━━━ Dataset records
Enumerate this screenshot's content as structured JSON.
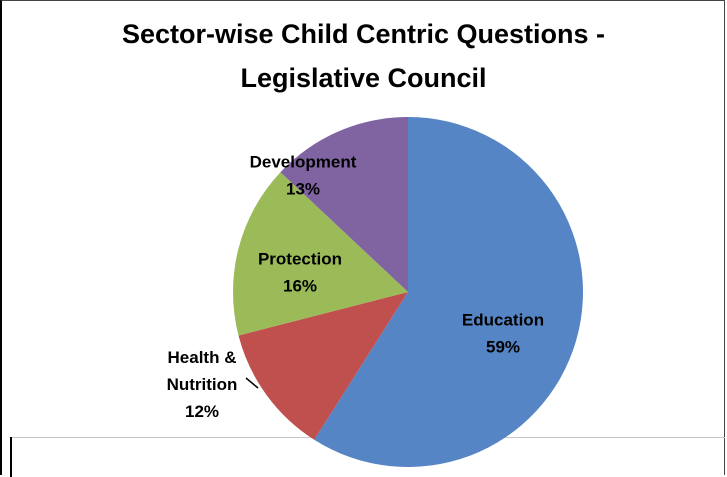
{
  "chart_data": {
    "type": "pie",
    "title_lines": [
      "Sector-wise Child Centric Questions -",
      "Legislative Council"
    ],
    "slices": [
      {
        "label": "Education",
        "value": 59,
        "value_label": "59%",
        "color": "#5585c5"
      },
      {
        "label": "Health &\nNutrition",
        "value": 12,
        "value_label": "12%",
        "color": "#c0504d"
      },
      {
        "label": "Protection",
        "value": 16,
        "value_label": "16%",
        "color": "#9bbb59"
      },
      {
        "label": "Development",
        "value": 13,
        "value_label": "13%",
        "color": "#8064a2"
      }
    ],
    "start_angle_deg": 0,
    "direction": "clockwise"
  }
}
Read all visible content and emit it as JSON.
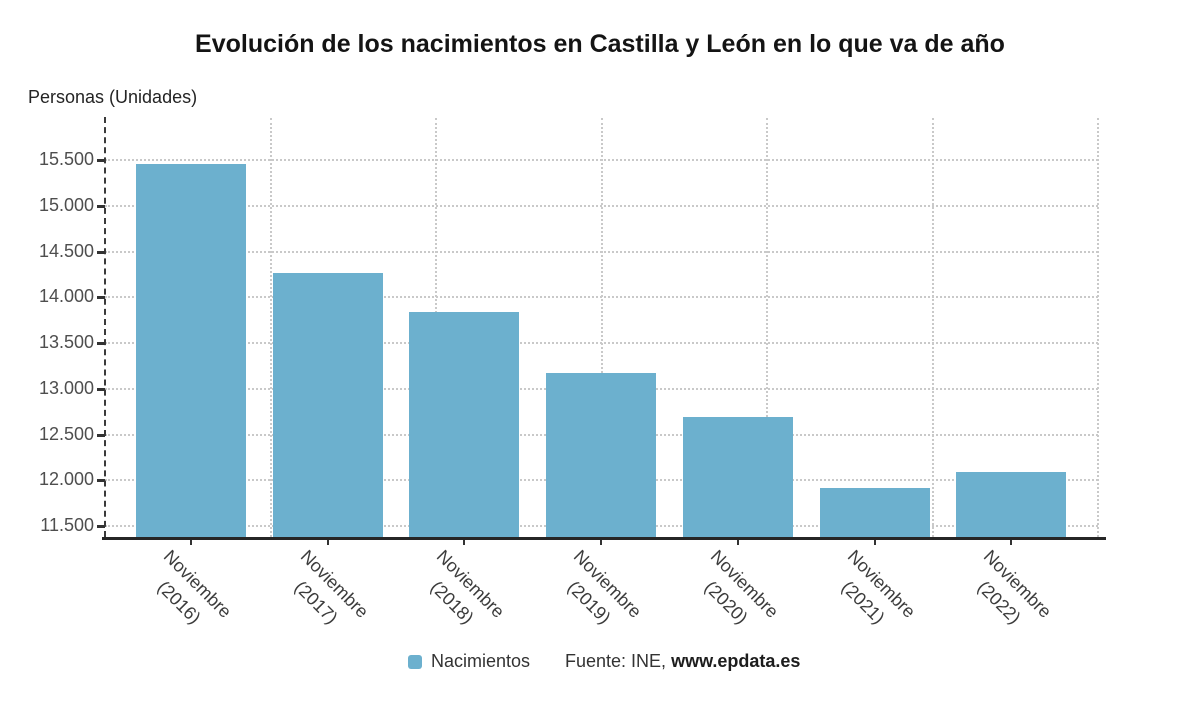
{
  "title": "Evolución de los nacimientos en Castilla y León en lo que va de año",
  "y_axis_title": "Personas (Unidades)",
  "legend": {
    "label": "Nacimientos"
  },
  "source": {
    "prefix": "Fuente: INE, ",
    "bold": "www.epdata.es"
  },
  "colors": {
    "bar": "#6cb0ce",
    "grid": "#c9c9c9",
    "axis": "#262626",
    "y_label_text": "#4e4e4e",
    "x_label_text": "#3c3c3c"
  },
  "chart_data": {
    "type": "bar",
    "title": "Evolución de los nacimientos en Castilla y León en lo que va de año",
    "xlabel": "",
    "ylabel": "Personas (Unidades)",
    "legend_position": "bottom",
    "legend_entries": [
      "Nacimientos"
    ],
    "grid": true,
    "ylim": [
      11380,
      15960
    ],
    "yticks": [
      {
        "value": 11500,
        "label": "11.500"
      },
      {
        "value": 12000,
        "label": "12.000"
      },
      {
        "value": 12500,
        "label": "12.500"
      },
      {
        "value": 13000,
        "label": "13.000"
      },
      {
        "value": 13500,
        "label": "13.500"
      },
      {
        "value": 14000,
        "label": "14.000"
      },
      {
        "value": 14500,
        "label": "14.500"
      },
      {
        "value": 15000,
        "label": "15.000"
      },
      {
        "value": 15500,
        "label": "15.500"
      }
    ],
    "categories": [
      {
        "label": "Noviembre",
        "sublabel": "(2016)"
      },
      {
        "label": "Noviembre",
        "sublabel": "(2017)"
      },
      {
        "label": "Noviembre",
        "sublabel": "(2018)"
      },
      {
        "label": "Noviembre",
        "sublabel": "(2019)"
      },
      {
        "label": "Noviembre",
        "sublabel": "(2020)"
      },
      {
        "label": "Noviembre",
        "sublabel": "(2021)"
      },
      {
        "label": "Noviembre",
        "sublabel": "(2022)"
      }
    ],
    "series": [
      {
        "name": "Nacimientos",
        "color": "#6cb0ce",
        "values": [
          15455,
          14265,
          13840,
          13170,
          12695,
          11915,
          12090
        ]
      }
    ],
    "source": "Fuente: INE, www.epdata.es"
  }
}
━━━━━━
Task requirements
Leave out the pictures, and give all the records again exactly.

In response
Enumerate this screenshot's content as structured JSON.
{
  "chart_data": {
    "type": "pie",
    "title_lines": [
      "Sector-wise Child Centric Questions -",
      "Legislative Council"
    ],
    "slices": [
      {
        "label": "Education",
        "value": 59,
        "value_label": "59%",
        "color": "#5585c5"
      },
      {
        "label": "Health &\nNutrition",
        "value": 12,
        "value_label": "12%",
        "color": "#c0504d"
      },
      {
        "label": "Protection",
        "value": 16,
        "value_label": "16%",
        "color": "#9bbb59"
      },
      {
        "label": "Development",
        "value": 13,
        "value_label": "13%",
        "color": "#8064a2"
      }
    ],
    "start_angle_deg": 0,
    "direction": "clockwise"
  }
}
Read all visible content and emit it as JSON.
{
  "title": "Evolución de los nacimientos en Castilla y León en lo que va de año",
  "y_axis_title": "Personas (Unidades)",
  "legend": {
    "label": "Nacimientos"
  },
  "source": {
    "prefix": "Fuente: INE, ",
    "bold": "www.epdata.es"
  },
  "colors": {
    "bar": "#6cb0ce",
    "grid": "#c9c9c9",
    "axis": "#262626",
    "y_label_text": "#4e4e4e",
    "x_label_text": "#3c3c3c"
  },
  "chart_data": {
    "type": "bar",
    "title": "Evolución de los nacimientos en Castilla y León en lo que va de año",
    "xlabel": "",
    "ylabel": "Personas (Unidades)",
    "legend_position": "bottom",
    "legend_entries": [
      "Nacimientos"
    ],
    "grid": true,
    "ylim": [
      11380,
      15960
    ],
    "yticks": [
      {
        "value": 11500,
        "label": "11.500"
      },
      {
        "value": 12000,
        "label": "12.000"
      },
      {
        "value": 12500,
        "label": "12.500"
      },
      {
        "value": 13000,
        "label": "13.000"
      },
      {
        "value": 13500,
        "label": "13.500"
      },
      {
        "value": 14000,
        "label": "14.000"
      },
      {
        "value": 14500,
        "label": "14.500"
      },
      {
        "value": 15000,
        "label": "15.000"
      },
      {
        "value": 15500,
        "label": "15.500"
      }
    ],
    "categories": [
      {
        "label": "Noviembre",
        "sublabel": "(2016)"
      },
      {
        "label": "Noviembre",
        "sublabel": "(2017)"
      },
      {
        "label": "Noviembre",
        "sublabel": "(2018)"
      },
      {
        "label": "Noviembre",
        "sublabel": "(2019)"
      },
      {
        "label": "Noviembre",
        "sublabel": "(2020)"
      },
      {
        "label": "Noviembre",
        "sublabel": "(2021)"
      },
      {
        "label": "Noviembre",
        "sublabel": "(2022)"
      }
    ],
    "series": [
      {
        "name": "Nacimientos",
        "color": "#6cb0ce",
        "values": [
          15455,
          14265,
          13840,
          13170,
          12695,
          11915,
          12090
        ]
      }
    ],
    "source": "Fuente: INE, www.epdata.es"
  }
}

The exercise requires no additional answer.